» Record list

#####

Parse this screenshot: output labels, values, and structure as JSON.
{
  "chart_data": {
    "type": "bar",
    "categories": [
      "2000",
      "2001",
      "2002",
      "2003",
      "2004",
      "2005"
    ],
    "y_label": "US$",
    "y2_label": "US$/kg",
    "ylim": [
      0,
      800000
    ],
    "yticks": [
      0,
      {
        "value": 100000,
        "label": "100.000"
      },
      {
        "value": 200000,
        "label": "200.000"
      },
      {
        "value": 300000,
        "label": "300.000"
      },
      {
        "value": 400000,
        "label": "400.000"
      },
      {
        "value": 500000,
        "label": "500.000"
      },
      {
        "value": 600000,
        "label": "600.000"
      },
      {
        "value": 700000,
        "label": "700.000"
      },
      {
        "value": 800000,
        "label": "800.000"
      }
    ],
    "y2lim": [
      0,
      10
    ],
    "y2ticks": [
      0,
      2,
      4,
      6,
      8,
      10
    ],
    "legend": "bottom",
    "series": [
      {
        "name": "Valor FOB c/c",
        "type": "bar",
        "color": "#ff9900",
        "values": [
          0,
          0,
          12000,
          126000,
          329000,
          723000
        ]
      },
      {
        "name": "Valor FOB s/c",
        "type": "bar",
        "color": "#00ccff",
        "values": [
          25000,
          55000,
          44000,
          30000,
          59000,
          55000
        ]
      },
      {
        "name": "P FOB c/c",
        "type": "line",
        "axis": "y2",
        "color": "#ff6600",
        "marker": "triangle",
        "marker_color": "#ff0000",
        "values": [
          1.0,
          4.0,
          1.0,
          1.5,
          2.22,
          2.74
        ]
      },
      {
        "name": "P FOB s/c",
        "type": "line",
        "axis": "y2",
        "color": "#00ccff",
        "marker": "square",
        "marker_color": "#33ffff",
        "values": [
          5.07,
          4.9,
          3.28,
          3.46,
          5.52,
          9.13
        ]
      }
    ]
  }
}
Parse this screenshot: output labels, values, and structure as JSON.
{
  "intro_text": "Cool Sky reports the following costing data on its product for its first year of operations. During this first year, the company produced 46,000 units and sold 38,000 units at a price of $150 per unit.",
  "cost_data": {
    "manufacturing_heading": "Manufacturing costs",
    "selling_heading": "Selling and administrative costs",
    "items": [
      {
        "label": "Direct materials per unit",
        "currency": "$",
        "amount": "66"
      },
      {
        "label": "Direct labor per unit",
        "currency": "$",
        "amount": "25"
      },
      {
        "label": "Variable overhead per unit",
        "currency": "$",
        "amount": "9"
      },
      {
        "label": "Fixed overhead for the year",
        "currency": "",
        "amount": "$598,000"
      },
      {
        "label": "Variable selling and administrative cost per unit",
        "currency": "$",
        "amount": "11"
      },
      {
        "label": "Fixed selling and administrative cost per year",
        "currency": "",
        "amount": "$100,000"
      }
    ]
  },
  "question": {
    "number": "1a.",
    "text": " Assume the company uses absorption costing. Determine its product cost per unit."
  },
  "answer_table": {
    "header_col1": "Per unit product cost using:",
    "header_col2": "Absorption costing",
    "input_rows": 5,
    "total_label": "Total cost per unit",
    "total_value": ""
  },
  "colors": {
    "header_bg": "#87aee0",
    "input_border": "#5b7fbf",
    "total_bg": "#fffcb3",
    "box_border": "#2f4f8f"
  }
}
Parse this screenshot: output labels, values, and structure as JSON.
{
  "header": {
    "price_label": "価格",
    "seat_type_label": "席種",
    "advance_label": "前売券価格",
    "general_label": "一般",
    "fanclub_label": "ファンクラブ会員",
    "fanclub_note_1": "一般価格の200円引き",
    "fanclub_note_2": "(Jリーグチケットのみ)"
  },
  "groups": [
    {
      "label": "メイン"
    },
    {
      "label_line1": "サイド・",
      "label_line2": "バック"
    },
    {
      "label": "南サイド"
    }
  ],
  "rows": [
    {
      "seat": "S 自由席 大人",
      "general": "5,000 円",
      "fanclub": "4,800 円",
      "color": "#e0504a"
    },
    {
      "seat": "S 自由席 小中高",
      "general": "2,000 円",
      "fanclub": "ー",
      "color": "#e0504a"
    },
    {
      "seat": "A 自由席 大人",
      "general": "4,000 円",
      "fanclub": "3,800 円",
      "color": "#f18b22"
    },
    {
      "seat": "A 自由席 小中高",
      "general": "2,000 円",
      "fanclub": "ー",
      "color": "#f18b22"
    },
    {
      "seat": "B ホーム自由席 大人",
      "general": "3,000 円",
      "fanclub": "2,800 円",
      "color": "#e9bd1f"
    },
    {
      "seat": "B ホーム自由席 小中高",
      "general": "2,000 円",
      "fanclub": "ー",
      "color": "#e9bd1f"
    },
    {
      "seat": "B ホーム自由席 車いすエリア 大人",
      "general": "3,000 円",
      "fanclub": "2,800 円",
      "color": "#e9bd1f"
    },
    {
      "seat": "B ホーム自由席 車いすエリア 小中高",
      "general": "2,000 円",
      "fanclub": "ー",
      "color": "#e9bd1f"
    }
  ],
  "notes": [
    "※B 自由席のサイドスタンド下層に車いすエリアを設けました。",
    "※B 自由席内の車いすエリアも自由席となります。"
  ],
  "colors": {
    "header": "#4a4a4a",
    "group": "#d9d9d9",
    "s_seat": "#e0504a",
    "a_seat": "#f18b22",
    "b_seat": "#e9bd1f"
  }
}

#####

» Task
Would you write down every record again, exactly?

» Result
Parse this screenshot: output labels, values, and structure as JSON.
{
  "chart_data": {
    "type": "bar",
    "categories": [
      "2000",
      "2001",
      "2002",
      "2003",
      "2004",
      "2005"
    ],
    "y_label": "US$",
    "y2_label": "US$/kg",
    "ylim": [
      0,
      800000
    ],
    "yticks": [
      0,
      {
        "value": 100000,
        "label": "100.000"
      },
      {
        "value": 200000,
        "label": "200.000"
      },
      {
        "value": 300000,
        "label": "300.000"
      },
      {
        "value": 400000,
        "label": "400.000"
      },
      {
        "value": 500000,
        "label": "500.000"
      },
      {
        "value": 600000,
        "label": "600.000"
      },
      {
        "value": 700000,
        "label": "700.000"
      },
      {
        "value": 800000,
        "label": "800.000"
      }
    ],
    "y2lim": [
      0,
      10
    ],
    "y2ticks": [
      0,
      2,
      4,
      6,
      8,
      10
    ],
    "legend": "bottom",
    "series": [
      {
        "name": "Valor FOB c/c",
        "type": "bar",
        "color": "#ff9900",
        "values": [
          0,
          0,
          12000,
          126000,
          329000,
          723000
        ]
      },
      {
        "name": "Valor FOB s/c",
        "type": "bar",
        "color": "#00ccff",
        "values": [
          25000,
          55000,
          44000,
          30000,
          59000,
          55000
        ]
      },
      {
        "name": "P FOB c/c",
        "type": "line",
        "axis": "y2",
        "color": "#ff6600",
        "marker": "triangle",
        "marker_color": "#ff0000",
        "values": [
          1.0,
          4.0,
          1.0,
          1.5,
          2.22,
          2.74
        ]
      },
      {
        "name": "P FOB s/c",
        "type": "line",
        "axis": "y2",
        "color": "#00ccff",
        "marker": "square",
        "marker_color": "#33ffff",
        "values": [
          5.07,
          4.9,
          3.28,
          3.46,
          5.52,
          9.13
        ]
      }
    ]
  }
}
Parse this screenshot: output labels, values, and structure as JSON.
{
  "intro_text": "Cool Sky reports the following costing data on its product for its first year of operations. During this first year, the company produced 46,000 units and sold 38,000 units at a price of $150 per unit.",
  "cost_data": {
    "manufacturing_heading": "Manufacturing costs",
    "selling_heading": "Selling and administrative costs",
    "items": [
      {
        "label": "Direct materials per unit",
        "currency": "$",
        "amount": "66"
      },
      {
        "label": "Direct labor per unit",
        "currency": "$",
        "amount": "25"
      },
      {
        "label": "Variable overhead per unit",
        "currency": "$",
        "amount": "9"
      },
      {
        "label": "Fixed overhead for the year",
        "currency": "",
        "amount": "$598,000"
      },
      {
        "label": "Variable selling and administrative cost per unit",
        "currency": "$",
        "amount": "11"
      },
      {
        "label": "Fixed selling and administrative cost per year",
        "currency": "",
        "amount": "$100,000"
      }
    ]
  },
  "question": {
    "number": "1a.",
    "text": " Assume the company uses absorption costing. Determine its product cost per unit."
  },
  "answer_table": {
    "header_col1": "Per unit product cost using:",
    "header_col2": "Absorption costing",
    "input_rows": 5,
    "total_label": "Total cost per unit",
    "total_value": ""
  },
  "colors": {
    "header_bg": "#87aee0",
    "input_border": "#5b7fbf",
    "total_bg": "#fffcb3",
    "box_border": "#2f4f8f"
  }
}
Parse this screenshot: output labels, values, and structure as JSON.
{
  "header": {
    "price_label": "価格",
    "seat_type_label": "席種",
    "advance_label": "前売券価格",
    "general_label": "一般",
    "fanclub_label": "ファンクラブ会員",
    "fanclub_note_1": "一般価格の200円引き",
    "fanclub_note_2": "(Jリーグチケットのみ)"
  },
  "groups": [
    {
      "label": "メイン"
    },
    {
      "label_line1": "サイド・",
      "label_line2": "バック"
    },
    {
      "label": "南サイド"
    }
  ],
  "rows": [
    {
      "seat": "S 自由席 大人",
      "general": "5,000 円",
      "fanclub": "4,800 円",
      "color": "#e0504a"
    },
    {
      "seat": "S 自由席 小中高",
      "general": "2,000 円",
      "fanclub": "ー",
      "color": "#e0504a"
    },
    {
      "seat": "A 自由席 大人",
      "general": "4,000 円",
      "fanclub": "3,800 円",
      "color": "#f18b22"
    },
    {
      "seat": "A 自由席 小中高",
      "general": "2,000 円",
      "fanclub": "ー",
      "color": "#f18b22"
    },
    {
      "seat": "B ホーム自由席 大人",
      "general": "3,000 円",
      "fanclub": "2,800 円",
      "color": "#e9bd1f"
    },
    {
      "seat": "B ホーム自由席 小中高",
      "general": "2,000 円",
      "fanclub": "ー",
      "color": "#e9bd1f"
    },
    {
      "seat": "B ホーム自由席 車いすエリア 大人",
      "general": "3,000 円",
      "fanclub": "2,800 円",
      "color": "#e9bd1f"
    },
    {
      "seat": "B ホーム自由席 車いすエリア 小中高",
      "general": "2,000 円",
      "fanclub": "ー",
      "color": "#e9bd1f"
    }
  ],
  "notes": [
    "※B 自由席のサイドスタンド下層に車いすエリアを設けました。",
    "※B 自由席内の車いすエリアも自由席となります。"
  ],
  "colors": {
    "header": "#4a4a4a",
    "group": "#d9d9d9",
    "s_seat": "#e0504a",
    "a_seat": "#f18b22",
    "b_seat": "#e9bd1f"
  }
}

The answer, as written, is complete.